[Stored items from a collection]
-- -- --
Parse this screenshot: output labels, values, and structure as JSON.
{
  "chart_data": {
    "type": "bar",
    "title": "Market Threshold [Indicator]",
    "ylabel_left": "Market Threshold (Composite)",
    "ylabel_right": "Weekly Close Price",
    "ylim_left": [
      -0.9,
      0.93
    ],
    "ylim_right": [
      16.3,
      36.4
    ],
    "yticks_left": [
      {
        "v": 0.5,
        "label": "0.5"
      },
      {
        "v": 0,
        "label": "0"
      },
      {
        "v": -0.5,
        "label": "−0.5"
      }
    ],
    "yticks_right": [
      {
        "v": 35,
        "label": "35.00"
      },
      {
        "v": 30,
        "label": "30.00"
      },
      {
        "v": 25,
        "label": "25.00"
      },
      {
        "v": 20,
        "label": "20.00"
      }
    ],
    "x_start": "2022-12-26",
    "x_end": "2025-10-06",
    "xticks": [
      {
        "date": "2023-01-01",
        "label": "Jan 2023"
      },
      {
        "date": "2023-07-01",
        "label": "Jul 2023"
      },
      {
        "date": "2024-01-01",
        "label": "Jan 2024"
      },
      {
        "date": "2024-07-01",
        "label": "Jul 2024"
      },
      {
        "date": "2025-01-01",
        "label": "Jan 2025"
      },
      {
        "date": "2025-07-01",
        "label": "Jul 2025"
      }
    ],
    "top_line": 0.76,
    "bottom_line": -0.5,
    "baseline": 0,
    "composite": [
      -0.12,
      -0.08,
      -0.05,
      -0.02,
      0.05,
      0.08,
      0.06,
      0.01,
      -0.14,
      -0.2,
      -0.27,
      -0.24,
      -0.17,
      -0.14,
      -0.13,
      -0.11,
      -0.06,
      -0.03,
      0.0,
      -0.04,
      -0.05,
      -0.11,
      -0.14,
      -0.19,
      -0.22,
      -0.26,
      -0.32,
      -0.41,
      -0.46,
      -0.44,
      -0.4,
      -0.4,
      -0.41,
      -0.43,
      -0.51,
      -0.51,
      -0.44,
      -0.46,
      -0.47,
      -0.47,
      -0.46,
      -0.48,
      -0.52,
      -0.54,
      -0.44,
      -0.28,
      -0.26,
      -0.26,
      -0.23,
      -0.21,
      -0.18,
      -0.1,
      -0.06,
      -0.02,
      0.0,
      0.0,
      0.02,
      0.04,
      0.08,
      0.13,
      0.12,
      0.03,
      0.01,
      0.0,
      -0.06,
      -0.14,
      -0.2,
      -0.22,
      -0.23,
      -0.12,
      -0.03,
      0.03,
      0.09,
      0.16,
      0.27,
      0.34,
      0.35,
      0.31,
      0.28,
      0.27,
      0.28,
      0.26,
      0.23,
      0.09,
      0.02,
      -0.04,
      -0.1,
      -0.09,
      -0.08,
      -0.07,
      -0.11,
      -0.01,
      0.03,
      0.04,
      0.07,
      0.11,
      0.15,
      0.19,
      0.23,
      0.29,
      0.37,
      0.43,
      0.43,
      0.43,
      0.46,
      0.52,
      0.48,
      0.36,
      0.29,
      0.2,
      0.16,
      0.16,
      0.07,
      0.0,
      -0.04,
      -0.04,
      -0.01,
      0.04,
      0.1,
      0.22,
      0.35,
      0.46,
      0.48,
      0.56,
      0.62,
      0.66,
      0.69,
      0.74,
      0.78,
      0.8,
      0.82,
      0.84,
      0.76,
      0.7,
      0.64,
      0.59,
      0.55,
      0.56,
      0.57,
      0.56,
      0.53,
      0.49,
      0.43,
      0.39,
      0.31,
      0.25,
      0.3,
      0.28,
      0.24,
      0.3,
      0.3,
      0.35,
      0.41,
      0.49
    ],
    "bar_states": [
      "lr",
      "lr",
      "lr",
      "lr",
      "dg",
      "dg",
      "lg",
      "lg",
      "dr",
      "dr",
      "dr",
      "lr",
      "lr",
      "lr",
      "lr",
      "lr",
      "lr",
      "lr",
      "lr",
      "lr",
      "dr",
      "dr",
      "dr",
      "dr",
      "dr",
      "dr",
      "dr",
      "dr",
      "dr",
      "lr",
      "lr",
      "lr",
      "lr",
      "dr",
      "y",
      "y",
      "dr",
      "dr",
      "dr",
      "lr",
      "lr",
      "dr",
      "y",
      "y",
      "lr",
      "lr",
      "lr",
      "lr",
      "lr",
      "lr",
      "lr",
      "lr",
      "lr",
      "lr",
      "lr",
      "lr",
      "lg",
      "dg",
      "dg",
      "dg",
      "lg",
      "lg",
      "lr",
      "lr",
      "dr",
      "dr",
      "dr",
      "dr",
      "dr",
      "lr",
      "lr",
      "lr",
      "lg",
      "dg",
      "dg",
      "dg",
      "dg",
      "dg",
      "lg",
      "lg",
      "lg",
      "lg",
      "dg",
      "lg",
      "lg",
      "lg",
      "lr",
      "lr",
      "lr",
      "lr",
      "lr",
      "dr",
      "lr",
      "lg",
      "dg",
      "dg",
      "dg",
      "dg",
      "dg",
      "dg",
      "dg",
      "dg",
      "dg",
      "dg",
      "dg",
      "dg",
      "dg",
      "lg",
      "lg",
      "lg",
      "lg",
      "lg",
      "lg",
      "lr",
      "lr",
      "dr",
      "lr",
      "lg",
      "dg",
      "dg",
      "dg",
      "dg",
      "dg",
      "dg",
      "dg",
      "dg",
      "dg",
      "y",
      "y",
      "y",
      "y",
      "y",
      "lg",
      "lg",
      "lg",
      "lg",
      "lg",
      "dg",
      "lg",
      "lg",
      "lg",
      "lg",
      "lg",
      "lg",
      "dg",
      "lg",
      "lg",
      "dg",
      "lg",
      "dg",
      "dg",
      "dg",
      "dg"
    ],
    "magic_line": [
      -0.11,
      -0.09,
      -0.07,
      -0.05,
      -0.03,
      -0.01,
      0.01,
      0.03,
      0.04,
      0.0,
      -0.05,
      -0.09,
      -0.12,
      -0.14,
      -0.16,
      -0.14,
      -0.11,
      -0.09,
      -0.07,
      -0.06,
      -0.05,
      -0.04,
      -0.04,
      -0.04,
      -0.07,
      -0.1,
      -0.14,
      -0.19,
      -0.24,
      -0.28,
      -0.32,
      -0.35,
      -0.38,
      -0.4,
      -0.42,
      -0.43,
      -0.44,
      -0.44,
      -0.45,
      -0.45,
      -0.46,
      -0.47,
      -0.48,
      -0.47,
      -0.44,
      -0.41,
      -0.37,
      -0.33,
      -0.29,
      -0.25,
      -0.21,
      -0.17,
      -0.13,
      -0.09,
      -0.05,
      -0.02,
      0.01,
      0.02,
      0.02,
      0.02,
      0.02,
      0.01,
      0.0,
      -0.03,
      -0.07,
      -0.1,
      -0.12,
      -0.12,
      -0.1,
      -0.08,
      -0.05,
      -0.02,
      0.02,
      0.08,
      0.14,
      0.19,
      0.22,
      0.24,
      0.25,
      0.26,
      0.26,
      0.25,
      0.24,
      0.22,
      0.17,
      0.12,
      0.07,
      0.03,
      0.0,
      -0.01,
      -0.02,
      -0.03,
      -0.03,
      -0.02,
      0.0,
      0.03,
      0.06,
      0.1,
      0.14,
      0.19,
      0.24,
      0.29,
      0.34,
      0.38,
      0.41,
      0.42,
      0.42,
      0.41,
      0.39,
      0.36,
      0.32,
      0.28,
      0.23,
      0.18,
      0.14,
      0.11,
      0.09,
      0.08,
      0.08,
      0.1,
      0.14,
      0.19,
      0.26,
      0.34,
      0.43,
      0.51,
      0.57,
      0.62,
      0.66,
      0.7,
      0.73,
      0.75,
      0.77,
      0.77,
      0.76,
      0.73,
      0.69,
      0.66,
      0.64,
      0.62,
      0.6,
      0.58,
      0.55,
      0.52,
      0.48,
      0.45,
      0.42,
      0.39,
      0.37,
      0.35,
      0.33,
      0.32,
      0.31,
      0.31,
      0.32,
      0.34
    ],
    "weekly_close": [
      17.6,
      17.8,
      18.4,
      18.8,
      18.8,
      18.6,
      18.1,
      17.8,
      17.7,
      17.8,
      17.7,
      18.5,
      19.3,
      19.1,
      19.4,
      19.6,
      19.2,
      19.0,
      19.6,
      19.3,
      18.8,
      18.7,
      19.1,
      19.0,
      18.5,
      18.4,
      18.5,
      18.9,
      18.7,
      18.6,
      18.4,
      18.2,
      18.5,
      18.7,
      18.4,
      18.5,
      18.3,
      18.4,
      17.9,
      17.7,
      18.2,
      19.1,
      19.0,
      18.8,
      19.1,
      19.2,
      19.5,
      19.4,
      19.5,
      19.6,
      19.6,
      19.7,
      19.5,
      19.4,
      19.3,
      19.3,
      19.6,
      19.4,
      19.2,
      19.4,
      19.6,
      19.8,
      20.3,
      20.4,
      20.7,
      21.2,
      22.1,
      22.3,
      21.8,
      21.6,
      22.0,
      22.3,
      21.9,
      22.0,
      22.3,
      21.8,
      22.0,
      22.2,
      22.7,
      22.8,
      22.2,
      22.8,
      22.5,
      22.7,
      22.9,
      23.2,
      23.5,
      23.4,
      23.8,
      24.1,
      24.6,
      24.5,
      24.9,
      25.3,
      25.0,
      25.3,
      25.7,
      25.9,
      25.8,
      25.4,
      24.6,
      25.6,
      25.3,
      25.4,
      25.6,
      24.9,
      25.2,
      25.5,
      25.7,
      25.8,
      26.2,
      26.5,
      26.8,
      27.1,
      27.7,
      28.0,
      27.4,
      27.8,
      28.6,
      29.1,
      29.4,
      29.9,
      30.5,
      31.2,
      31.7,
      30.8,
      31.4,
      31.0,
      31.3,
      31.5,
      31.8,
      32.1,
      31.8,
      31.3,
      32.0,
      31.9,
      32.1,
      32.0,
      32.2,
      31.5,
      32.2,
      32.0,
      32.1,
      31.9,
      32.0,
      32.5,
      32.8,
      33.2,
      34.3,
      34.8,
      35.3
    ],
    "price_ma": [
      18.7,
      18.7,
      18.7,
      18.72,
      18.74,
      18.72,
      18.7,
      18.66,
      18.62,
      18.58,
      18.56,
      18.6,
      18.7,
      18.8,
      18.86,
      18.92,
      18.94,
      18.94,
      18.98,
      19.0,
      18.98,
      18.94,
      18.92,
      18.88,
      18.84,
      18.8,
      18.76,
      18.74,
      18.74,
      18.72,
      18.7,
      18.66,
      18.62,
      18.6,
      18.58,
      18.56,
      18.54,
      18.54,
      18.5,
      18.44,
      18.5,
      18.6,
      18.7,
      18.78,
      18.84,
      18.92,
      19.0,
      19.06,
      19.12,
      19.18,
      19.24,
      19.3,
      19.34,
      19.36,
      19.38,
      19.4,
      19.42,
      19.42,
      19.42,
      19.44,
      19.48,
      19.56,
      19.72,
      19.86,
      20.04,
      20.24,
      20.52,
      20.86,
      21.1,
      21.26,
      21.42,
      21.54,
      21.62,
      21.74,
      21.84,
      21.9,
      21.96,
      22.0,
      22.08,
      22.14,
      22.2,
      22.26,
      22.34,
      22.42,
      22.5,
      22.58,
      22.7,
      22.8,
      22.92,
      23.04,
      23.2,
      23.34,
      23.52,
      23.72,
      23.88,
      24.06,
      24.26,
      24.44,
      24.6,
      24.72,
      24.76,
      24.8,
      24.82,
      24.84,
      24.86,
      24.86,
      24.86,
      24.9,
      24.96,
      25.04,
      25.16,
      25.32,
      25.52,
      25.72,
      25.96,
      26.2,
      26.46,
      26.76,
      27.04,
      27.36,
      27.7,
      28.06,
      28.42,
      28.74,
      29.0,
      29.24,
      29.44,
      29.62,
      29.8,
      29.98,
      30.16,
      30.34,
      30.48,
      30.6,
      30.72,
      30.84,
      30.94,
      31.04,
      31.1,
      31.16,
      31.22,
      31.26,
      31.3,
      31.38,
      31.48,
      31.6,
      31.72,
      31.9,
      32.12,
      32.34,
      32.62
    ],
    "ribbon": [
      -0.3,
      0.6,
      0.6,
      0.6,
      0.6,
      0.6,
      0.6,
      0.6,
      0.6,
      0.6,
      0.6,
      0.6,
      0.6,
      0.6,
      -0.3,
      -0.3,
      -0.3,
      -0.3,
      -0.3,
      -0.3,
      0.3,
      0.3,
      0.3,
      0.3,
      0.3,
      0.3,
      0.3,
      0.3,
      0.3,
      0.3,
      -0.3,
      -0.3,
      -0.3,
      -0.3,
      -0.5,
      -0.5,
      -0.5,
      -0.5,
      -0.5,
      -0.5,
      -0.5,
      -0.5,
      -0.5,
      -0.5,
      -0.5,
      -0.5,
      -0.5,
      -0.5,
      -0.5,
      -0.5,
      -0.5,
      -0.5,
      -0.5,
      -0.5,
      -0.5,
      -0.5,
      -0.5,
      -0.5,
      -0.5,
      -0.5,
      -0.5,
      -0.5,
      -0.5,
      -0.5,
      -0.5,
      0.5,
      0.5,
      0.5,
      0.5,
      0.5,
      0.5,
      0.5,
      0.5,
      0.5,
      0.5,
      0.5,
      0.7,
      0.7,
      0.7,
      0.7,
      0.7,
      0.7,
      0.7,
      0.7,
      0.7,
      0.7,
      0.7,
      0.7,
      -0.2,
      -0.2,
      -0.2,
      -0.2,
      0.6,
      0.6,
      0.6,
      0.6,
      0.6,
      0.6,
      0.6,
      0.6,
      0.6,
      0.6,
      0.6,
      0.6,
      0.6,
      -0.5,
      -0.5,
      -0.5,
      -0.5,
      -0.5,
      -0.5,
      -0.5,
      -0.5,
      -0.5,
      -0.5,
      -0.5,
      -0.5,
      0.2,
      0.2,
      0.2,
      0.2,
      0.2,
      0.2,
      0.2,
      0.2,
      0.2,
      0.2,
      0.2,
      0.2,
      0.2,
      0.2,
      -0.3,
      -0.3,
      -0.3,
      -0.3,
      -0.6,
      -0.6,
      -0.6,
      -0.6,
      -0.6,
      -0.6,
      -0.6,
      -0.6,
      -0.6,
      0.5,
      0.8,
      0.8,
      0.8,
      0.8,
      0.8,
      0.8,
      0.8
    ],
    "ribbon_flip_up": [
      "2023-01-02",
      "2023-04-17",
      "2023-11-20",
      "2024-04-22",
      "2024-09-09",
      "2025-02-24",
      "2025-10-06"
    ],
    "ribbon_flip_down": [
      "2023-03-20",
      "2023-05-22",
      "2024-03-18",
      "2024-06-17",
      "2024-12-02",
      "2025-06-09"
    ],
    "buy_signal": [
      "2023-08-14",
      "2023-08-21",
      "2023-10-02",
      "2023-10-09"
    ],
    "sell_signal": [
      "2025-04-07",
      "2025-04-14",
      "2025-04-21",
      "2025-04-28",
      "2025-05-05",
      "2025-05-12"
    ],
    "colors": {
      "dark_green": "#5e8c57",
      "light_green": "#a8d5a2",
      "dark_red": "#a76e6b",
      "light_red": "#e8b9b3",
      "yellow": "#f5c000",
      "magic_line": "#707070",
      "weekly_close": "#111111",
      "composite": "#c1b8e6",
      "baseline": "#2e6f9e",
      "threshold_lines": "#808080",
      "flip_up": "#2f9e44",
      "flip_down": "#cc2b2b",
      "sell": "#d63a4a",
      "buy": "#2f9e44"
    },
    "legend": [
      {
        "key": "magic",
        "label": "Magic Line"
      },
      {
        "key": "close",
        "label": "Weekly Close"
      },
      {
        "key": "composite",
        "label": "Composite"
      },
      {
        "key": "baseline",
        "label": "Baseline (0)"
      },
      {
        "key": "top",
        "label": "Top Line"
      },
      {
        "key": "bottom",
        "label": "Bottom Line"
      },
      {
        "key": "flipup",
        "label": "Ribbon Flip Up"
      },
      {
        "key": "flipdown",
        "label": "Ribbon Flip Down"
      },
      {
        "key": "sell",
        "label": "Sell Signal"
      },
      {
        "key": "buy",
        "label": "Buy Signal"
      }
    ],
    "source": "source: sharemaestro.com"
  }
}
-- -- --
WHAT YOU ARE ASKED TO DO – Your answer should be one number: how many lines of the listing include the word "date".

RESULT OF THE TASK – 6